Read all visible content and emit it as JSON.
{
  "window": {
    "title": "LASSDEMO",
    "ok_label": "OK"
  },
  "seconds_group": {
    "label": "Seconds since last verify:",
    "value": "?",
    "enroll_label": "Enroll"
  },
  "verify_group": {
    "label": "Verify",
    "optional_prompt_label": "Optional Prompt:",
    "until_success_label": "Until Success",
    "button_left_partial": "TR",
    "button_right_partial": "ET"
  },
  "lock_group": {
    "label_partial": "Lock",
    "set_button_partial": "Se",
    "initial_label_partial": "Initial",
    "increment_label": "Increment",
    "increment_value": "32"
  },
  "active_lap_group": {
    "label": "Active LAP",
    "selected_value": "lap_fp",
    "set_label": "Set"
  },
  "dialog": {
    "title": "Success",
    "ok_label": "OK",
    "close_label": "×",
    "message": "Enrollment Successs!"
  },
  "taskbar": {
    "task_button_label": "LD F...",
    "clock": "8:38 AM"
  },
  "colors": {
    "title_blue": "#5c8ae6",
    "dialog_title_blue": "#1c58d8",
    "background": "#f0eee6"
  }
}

▶ To be done:
Reproduce the listing in full. Keep it exactly as written.

▶ Correct answer:
Read all visible content and emit it as JSON.
{
  "window": {
    "title": "LASSDEMO",
    "ok_label": "OK"
  },
  "seconds_group": {
    "label": "Seconds since last verify:",
    "value": "?",
    "enroll_label": "Enroll"
  },
  "verify_group": {
    "label": "Verify",
    "optional_prompt_label": "Optional Prompt:",
    "until_success_label": "Until Success",
    "button_left_partial": "TR",
    "button_right_partial": "ET"
  },
  "lock_group": {
    "label_partial": "Lock",
    "set_button_partial": "Se",
    "initial_label_partial": "Initial",
    "increment_label": "Increment",
    "increment_value": "32"
  },
  "active_lap_group": {
    "label": "Active LAP",
    "selected_value": "lap_fp",
    "set_label": "Set"
  },
  "dialog": {
    "title": "Success",
    "ok_label": "OK",
    "close_label": "×",
    "message": "Enrollment Successs!"
  },
  "taskbar": {
    "task_button_label": "LD F...",
    "clock": "8:38 AM"
  },
  "colors": {
    "title_blue": "#5c8ae6",
    "dialog_title_blue": "#1c58d8",
    "background": "#f0eee6"
  }
}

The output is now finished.